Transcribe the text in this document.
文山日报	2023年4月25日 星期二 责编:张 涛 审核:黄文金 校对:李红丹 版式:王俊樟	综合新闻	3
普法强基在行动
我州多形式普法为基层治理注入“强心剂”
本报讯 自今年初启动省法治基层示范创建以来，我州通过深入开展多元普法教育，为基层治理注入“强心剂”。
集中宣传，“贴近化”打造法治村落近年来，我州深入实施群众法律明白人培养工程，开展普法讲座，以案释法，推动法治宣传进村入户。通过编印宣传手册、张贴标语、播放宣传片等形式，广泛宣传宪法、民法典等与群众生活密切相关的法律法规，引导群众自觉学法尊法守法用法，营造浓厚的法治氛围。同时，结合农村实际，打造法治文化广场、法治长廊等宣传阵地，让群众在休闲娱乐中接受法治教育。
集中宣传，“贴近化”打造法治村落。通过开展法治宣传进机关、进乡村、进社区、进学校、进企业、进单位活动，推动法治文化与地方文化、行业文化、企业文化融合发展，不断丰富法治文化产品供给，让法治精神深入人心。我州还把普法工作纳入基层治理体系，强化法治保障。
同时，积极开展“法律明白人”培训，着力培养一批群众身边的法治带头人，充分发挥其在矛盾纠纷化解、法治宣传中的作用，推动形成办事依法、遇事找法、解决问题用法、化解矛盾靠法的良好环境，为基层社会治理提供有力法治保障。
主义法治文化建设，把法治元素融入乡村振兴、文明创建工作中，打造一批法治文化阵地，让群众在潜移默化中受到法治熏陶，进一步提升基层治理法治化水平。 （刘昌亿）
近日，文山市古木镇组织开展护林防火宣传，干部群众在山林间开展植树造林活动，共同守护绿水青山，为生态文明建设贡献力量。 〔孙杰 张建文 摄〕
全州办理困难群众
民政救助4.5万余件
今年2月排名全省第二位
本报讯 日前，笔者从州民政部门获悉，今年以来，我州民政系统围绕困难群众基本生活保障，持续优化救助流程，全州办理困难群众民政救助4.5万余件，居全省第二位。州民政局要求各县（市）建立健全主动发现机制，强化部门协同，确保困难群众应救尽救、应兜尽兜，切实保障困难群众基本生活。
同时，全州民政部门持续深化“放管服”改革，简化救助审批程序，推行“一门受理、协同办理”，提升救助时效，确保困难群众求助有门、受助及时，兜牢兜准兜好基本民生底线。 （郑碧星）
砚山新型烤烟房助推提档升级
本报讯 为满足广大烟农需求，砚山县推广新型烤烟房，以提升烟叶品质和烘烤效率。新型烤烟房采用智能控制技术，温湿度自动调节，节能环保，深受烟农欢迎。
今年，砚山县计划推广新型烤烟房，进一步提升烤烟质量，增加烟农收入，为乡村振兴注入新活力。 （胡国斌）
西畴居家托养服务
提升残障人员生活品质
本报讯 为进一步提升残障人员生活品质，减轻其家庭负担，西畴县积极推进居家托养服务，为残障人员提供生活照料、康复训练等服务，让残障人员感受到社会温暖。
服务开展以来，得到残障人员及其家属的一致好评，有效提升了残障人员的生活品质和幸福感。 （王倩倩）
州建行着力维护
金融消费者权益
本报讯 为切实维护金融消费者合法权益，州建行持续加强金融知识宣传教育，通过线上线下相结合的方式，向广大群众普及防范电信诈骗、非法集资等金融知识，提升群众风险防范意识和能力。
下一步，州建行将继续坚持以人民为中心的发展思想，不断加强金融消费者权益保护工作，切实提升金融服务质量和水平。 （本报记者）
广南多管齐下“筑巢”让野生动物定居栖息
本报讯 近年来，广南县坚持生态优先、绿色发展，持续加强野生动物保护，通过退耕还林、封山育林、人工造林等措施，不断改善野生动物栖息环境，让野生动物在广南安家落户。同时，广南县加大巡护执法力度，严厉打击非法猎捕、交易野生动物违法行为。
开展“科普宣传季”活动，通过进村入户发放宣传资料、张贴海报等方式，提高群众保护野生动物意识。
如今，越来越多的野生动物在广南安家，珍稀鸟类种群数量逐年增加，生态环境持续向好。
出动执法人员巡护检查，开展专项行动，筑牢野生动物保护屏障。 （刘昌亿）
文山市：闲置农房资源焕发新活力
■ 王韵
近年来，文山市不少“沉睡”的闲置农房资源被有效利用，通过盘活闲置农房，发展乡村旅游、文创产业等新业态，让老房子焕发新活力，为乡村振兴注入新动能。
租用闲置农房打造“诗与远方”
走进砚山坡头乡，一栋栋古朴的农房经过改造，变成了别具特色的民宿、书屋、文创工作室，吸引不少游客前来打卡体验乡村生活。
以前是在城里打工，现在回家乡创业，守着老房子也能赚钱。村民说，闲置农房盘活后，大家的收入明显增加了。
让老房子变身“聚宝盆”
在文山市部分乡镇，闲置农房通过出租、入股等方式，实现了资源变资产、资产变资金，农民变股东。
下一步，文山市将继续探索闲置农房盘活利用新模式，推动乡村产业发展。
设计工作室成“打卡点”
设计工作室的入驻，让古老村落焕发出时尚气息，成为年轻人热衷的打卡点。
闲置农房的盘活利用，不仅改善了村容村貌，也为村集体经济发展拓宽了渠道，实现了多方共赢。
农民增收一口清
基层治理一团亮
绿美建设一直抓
▬▬▬▬▬▬▬▬▬▬
◆ OBJECTIVE:
Extract each record, keeping it identical to the original.

◆ PROBLEM SOLUTION:
Transcribe the text in this document.
文山日报	2023年4月25日 星期二 责编:张 涛 审核:黄文金 校对:李红丹 版式:王俊樟	综合新闻	3
普法强基在行动
我州多形式普法为基层治理注入“强心剂”
本报讯 自今年初启动省法治基层示范创建以来，我州通过深入开展多元普法教育，为基层治理注入“强心剂”。
集中宣传，“贴近化”打造法治村落近年来，我州深入实施群众法律明白人培养工程，开展普法讲座，以案释法，推动法治宣传进村入户。通过编印宣传手册、张贴标语、播放宣传片等形式，广泛宣传宪法、民法典等与群众生活密切相关的法律法规，引导群众自觉学法尊法守法用法，营造浓厚的法治氛围。同时，结合农村实际，打造法治文化广场、法治长廊等宣传阵地，让群众在休闲娱乐中接受法治教育。
集中宣传，“贴近化”打造法治村落。通过开展法治宣传进机关、进乡村、进社区、进学校、进企业、进单位活动，推动法治文化与地方文化、行业文化、企业文化融合发展，不断丰富法治文化产品供给，让法治精神深入人心。我州还把普法工作纳入基层治理体系，强化法治保障。
同时，积极开展“法律明白人”培训，着力培养一批群众身边的法治带头人，充分发挥其在矛盾纠纷化解、法治宣传中的作用，推动形成办事依法、遇事找法、解决问题用法、化解矛盾靠法的良好环境，为基层社会治理提供有力法治保障。
主义法治文化建设，把法治元素融入乡村振兴、文明创建工作中，打造一批法治文化阵地，让群众在潜移默化中受到法治熏陶，进一步提升基层治理法治化水平。 （刘昌亿）
近日，文山市古木镇组织开展护林防火宣传，干部群众在山林间开展植树造林活动，共同守护绿水青山，为生态文明建设贡献力量。 〔孙杰 张建文 摄〕
全州办理困难群众
民政救助4.5万余件
今年2月排名全省第二位
本报讯 日前，笔者从州民政部门获悉，今年以来，我州民政系统围绕困难群众基本生活保障，持续优化救助流程，全州办理困难群众民政救助4.5万余件，居全省第二位。州民政局要求各县（市）建立健全主动发现机制，强化部门协同，确保困难群众应救尽救、应兜尽兜，切实保障困难群众基本生活。
同时，全州民政部门持续深化“放管服”改革，简化救助审批程序，推行“一门受理、协同办理”，提升救助时效，确保困难群众求助有门、受助及时，兜牢兜准兜好基本民生底线。 （郑碧星）
砚山新型烤烟房助推提档升级
本报讯 为满足广大烟农需求，砚山县推广新型烤烟房，以提升烟叶品质和烘烤效率。新型烤烟房采用智能控制技术，温湿度自动调节，节能环保，深受烟农欢迎。
今年，砚山县计划推广新型烤烟房，进一步提升烤烟质量，增加烟农收入，为乡村振兴注入新活力。 （胡国斌）
西畴居家托养服务
提升残障人员生活品质
本报讯 为进一步提升残障人员生活品质，减轻其家庭负担，西畴县积极推进居家托养服务，为残障人员提供生活照料、康复训练等服务，让残障人员感受到社会温暖。
服务开展以来，得到残障人员及其家属的一致好评，有效提升了残障人员的生活品质和幸福感。 （王倩倩）
州建行着力维护
金融消费者权益
本报讯 为切实维护金融消费者合法权益，州建行持续加强金融知识宣传教育，通过线上线下相结合的方式，向广大群众普及防范电信诈骗、非法集资等金融知识，提升群众风险防范意识和能力。
下一步，州建行将继续坚持以人民为中心的发展思想，不断加强金融消费者权益保护工作，切实提升金融服务质量和水平。 （本报记者）
广南多管齐下“筑巢”让野生动物定居栖息
本报讯 近年来，广南县坚持生态优先、绿色发展，持续加强野生动物保护，通过退耕还林、封山育林、人工造林等措施，不断改善野生动物栖息环境，让野生动物在广南安家落户。同时，广南县加大巡护执法力度，严厉打击非法猎捕、交易野生动物违法行为。
开展“科普宣传季”活动，通过进村入户发放宣传资料、张贴海报等方式，提高群众保护野生动物意识。
如今，越来越多的野生动物在广南安家，珍稀鸟类种群数量逐年增加，生态环境持续向好。
出动执法人员巡护检查，开展专项行动，筑牢野生动物保护屏障。 （刘昌亿）
文山市：闲置农房资源焕发新活力
■ 王韵
近年来，文山市不少“沉睡”的闲置农房资源被有效利用，通过盘活闲置农房，发展乡村旅游、文创产业等新业态，让老房子焕发新活力，为乡村振兴注入新动能。
租用闲置农房打造“诗与远方”
走进砚山坡头乡，一栋栋古朴的农房经过改造，变成了别具特色的民宿、书屋、文创工作室，吸引不少游客前来打卡体验乡村生活。
以前是在城里打工，现在回家乡创业，守着老房子也能赚钱。村民说，闲置农房盘活后，大家的收入明显增加了。
让老房子变身“聚宝盆”
在文山市部分乡镇，闲置农房通过出租、入股等方式，实现了资源变资产、资产变资金，农民变股东。
下一步，文山市将继续探索闲置农房盘活利用新模式，推动乡村产业发展。
设计工作室成“打卡点”
设计工作室的入驻，让古老村落焕发出时尚气息，成为年轻人热衷的打卡点。
闲置农房的盘活利用，不仅改善了村容村貌，也为村集体经济发展拓宽了渠道，实现了多方共赢。
农民增收一口清
基层治理一团亮
绿美建设一直抓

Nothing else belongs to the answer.